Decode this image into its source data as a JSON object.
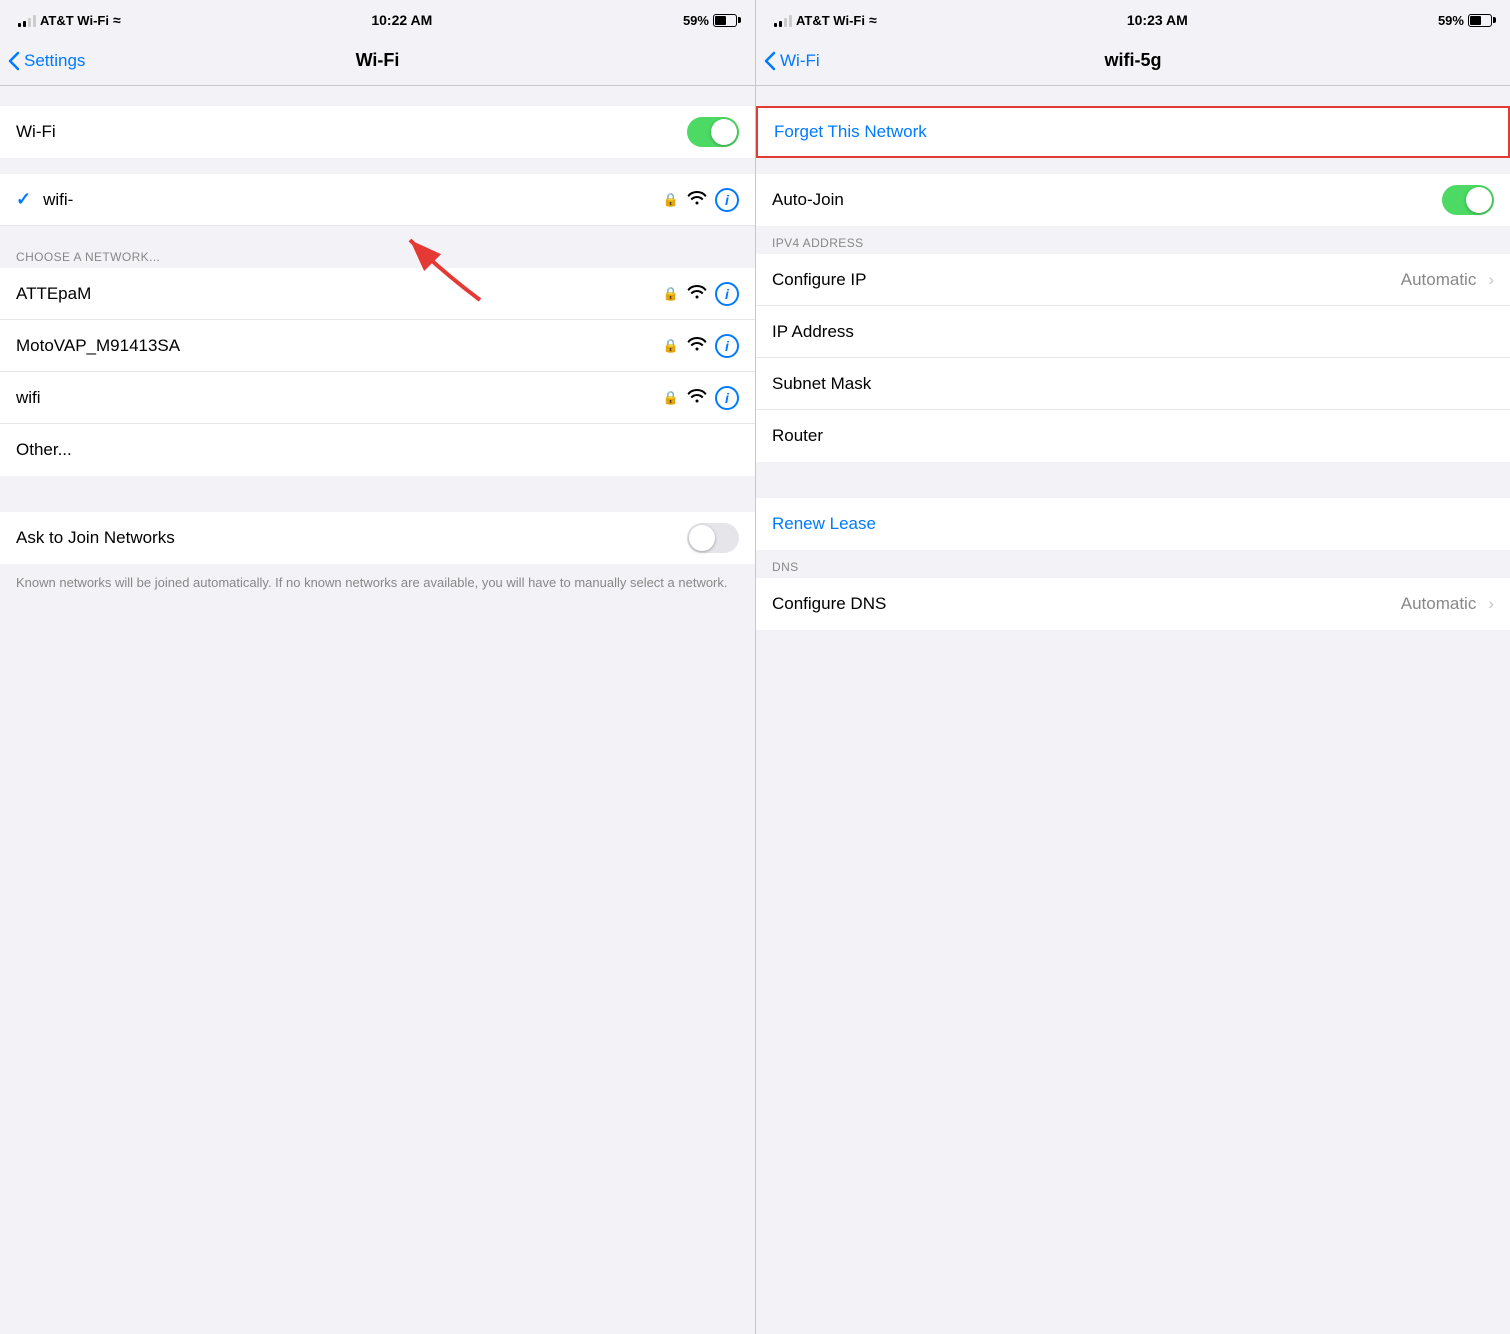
{
  "left_screen": {
    "status_bar": {
      "carrier": "AT&T Wi-Fi",
      "time": "10:22 AM",
      "battery": "59%"
    },
    "nav": {
      "back_label": "Settings",
      "title": "Wi-Fi"
    },
    "wifi_toggle": {
      "label": "Wi-Fi",
      "state": "on"
    },
    "connected_network": {
      "name": "wifi-",
      "checked": true
    },
    "section_label": "CHOOSE A NETWORK...",
    "networks": [
      {
        "name": "ATTEpaM"
      },
      {
        "name": "MotoVAP_M91413SA"
      },
      {
        "name": "wifi"
      },
      {
        "name": "Other..."
      }
    ],
    "ask_join": {
      "label": "Ask to Join Networks",
      "state": "off"
    },
    "footer_note": "Known networks will be joined automatically. If no known networks are available, you will have to manually select a network."
  },
  "right_screen": {
    "status_bar": {
      "carrier": "AT&T Wi-Fi",
      "time": "10:23 AM",
      "battery": "59%"
    },
    "nav": {
      "back_label": "Wi-Fi",
      "title": "wifi-5g"
    },
    "forget_network": "Forget This Network",
    "auto_join": {
      "label": "Auto-Join",
      "state": "on"
    },
    "ipv4_section": "IPV4 ADDRESS",
    "rows": [
      {
        "label": "Configure IP",
        "value": "Automatic",
        "chevron": true
      },
      {
        "label": "IP Address",
        "value": ""
      },
      {
        "label": "Subnet Mask",
        "value": ""
      },
      {
        "label": "Router",
        "value": ""
      }
    ],
    "renew_lease": "Renew Lease",
    "dns_section": "DNS",
    "dns_rows": [
      {
        "label": "Configure DNS",
        "value": "Automatic",
        "chevron": true
      }
    ]
  },
  "icons": {
    "back_chevron": "‹",
    "checkmark": "✓",
    "lock": "🔒",
    "wifi": "≋",
    "info": "i",
    "chevron_right": "›"
  }
}
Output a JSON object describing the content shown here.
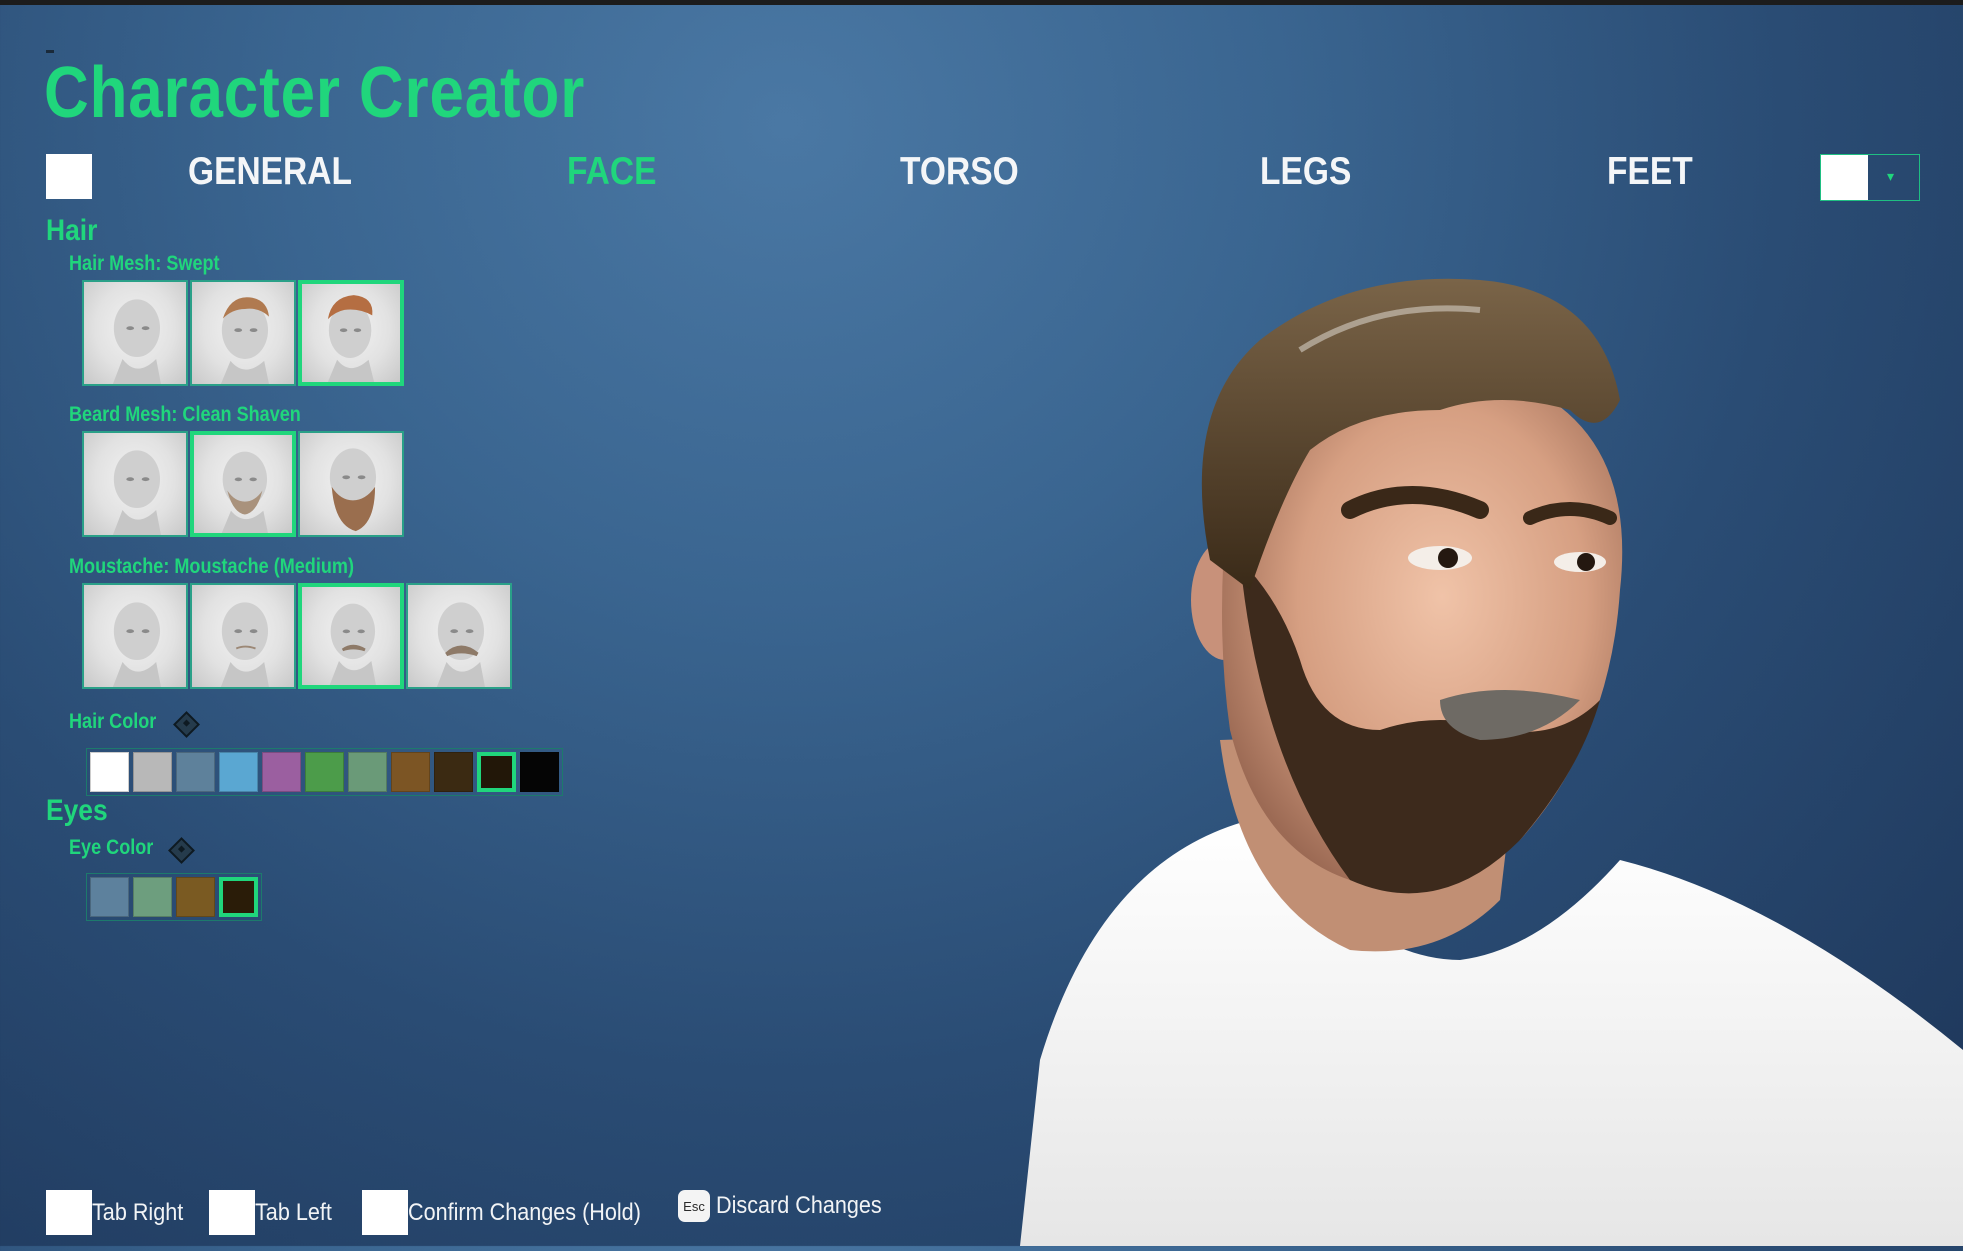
{
  "title": "Character Creator",
  "tabs": [
    "GENERAL",
    "FACE",
    "TORSO",
    "LEGS",
    "FEET"
  ],
  "active_tab": "FACE",
  "hair": {
    "section": "Hair",
    "hair_mesh_label": "Hair Mesh: Swept",
    "hair_mesh_options": [
      "bald",
      "curly",
      "swept"
    ],
    "beard_mesh_label": "Beard Mesh: Clean Shaven",
    "beard_mesh_options": [
      "none",
      "short-beard",
      "long-beard"
    ],
    "moustache_label": "Moustache: Moustache (Medium)",
    "moustache_options": [
      "none",
      "thin",
      "medium",
      "large"
    ],
    "hair_color_label": "Hair Color",
    "hair_colors": [
      "#ffffff",
      "#b8b8b8",
      "#5e819b",
      "#5aa7d2",
      "#9b5fa0",
      "#4c9c4a",
      "#6a9a78",
      "#7c5524",
      "#3b2a12",
      "#221708",
      "#050505"
    ],
    "hair_color_selected": 9
  },
  "eyes": {
    "section": "Eyes",
    "eye_color_label": "Eye Color",
    "eye_colors": [
      "#5d819d",
      "#6d9e7e",
      "#7a5a22",
      "#2a1c08"
    ],
    "eye_color_selected": 3
  },
  "hints": {
    "tab_right": "Tab Right",
    "tab_left": "Tab Left",
    "confirm": "Confirm Changes (Hold)",
    "esc_key": "Esc",
    "discard": "Discard Changes"
  },
  "icons": {
    "key_placeholder": "white-square-icon",
    "reset": "diamond-icon",
    "dropdown": "chevron-down-icon"
  }
}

Written task:
Copy the records exactly as they appear, excluding images.

Completed exercise:
Decode this image into its source data as a JSON object.
{
  "left_screen": {
    "status_bar": {
      "carrier": "AT&T Wi-Fi",
      "time": "10:22 AM",
      "battery": "59%"
    },
    "nav": {
      "back_label": "Settings",
      "title": "Wi-Fi"
    },
    "wifi_toggle": {
      "label": "Wi-Fi",
      "state": "on"
    },
    "connected_network": {
      "name": "wifi-",
      "checked": true
    },
    "section_label": "CHOOSE A NETWORK...",
    "networks": [
      {
        "name": "ATTEpaM"
      },
      {
        "name": "MotoVAP_M91413SA"
      },
      {
        "name": "wifi"
      },
      {
        "name": "Other..."
      }
    ],
    "ask_join": {
      "label": "Ask to Join Networks",
      "state": "off"
    },
    "footer_note": "Known networks will be joined automatically. If no known networks are available, you will have to manually select a network."
  },
  "right_screen": {
    "status_bar": {
      "carrier": "AT&T Wi-Fi",
      "time": "10:23 AM",
      "battery": "59%"
    },
    "nav": {
      "back_label": "Wi-Fi",
      "title": "wifi-5g"
    },
    "forget_network": "Forget This Network",
    "auto_join": {
      "label": "Auto-Join",
      "state": "on"
    },
    "ipv4_section": "IPV4 ADDRESS",
    "rows": [
      {
        "label": "Configure IP",
        "value": "Automatic",
        "chevron": true
      },
      {
        "label": "IP Address",
        "value": ""
      },
      {
        "label": "Subnet Mask",
        "value": ""
      },
      {
        "label": "Router",
        "value": ""
      }
    ],
    "renew_lease": "Renew Lease",
    "dns_section": "DNS",
    "dns_rows": [
      {
        "label": "Configure DNS",
        "value": "Automatic",
        "chevron": true
      }
    ]
  },
  "icons": {
    "back_chevron": "‹",
    "checkmark": "✓",
    "lock": "🔒",
    "wifi": "≋",
    "info": "i",
    "chevron_right": "›"
  }
}
Output a JSON object describing the content shown here.
{
  "title": "Character Creator",
  "tabs": [
    "GENERAL",
    "FACE",
    "TORSO",
    "LEGS",
    "FEET"
  ],
  "active_tab": "FACE",
  "hair": {
    "section": "Hair",
    "hair_mesh_label": "Hair Mesh: Swept",
    "hair_mesh_options": [
      "bald",
      "curly",
      "swept"
    ],
    "beard_mesh_label": "Beard Mesh: Clean Shaven",
    "beard_mesh_options": [
      "none",
      "short-beard",
      "long-beard"
    ],
    "moustache_label": "Moustache: Moustache (Medium)",
    "moustache_options": [
      "none",
      "thin",
      "medium",
      "large"
    ],
    "hair_color_label": "Hair Color",
    "hair_colors": [
      "#ffffff",
      "#b8b8b8",
      "#5e819b",
      "#5aa7d2",
      "#9b5fa0",
      "#4c9c4a",
      "#6a9a78",
      "#7c5524",
      "#3b2a12",
      "#221708",
      "#050505"
    ],
    "hair_color_selected": 9
  },
  "eyes": {
    "section": "Eyes",
    "eye_color_label": "Eye Color",
    "eye_colors": [
      "#5d819d",
      "#6d9e7e",
      "#7a5a22",
      "#2a1c08"
    ],
    "eye_color_selected": 3
  },
  "hints": {
    "tab_right": "Tab Right",
    "tab_left": "Tab Left",
    "confirm": "Confirm Changes (Hold)",
    "esc_key": "Esc",
    "discard": "Discard Changes"
  },
  "icons": {
    "key_placeholder": "white-square-icon",
    "reset": "diamond-icon",
    "dropdown": "chevron-down-icon"
  }
}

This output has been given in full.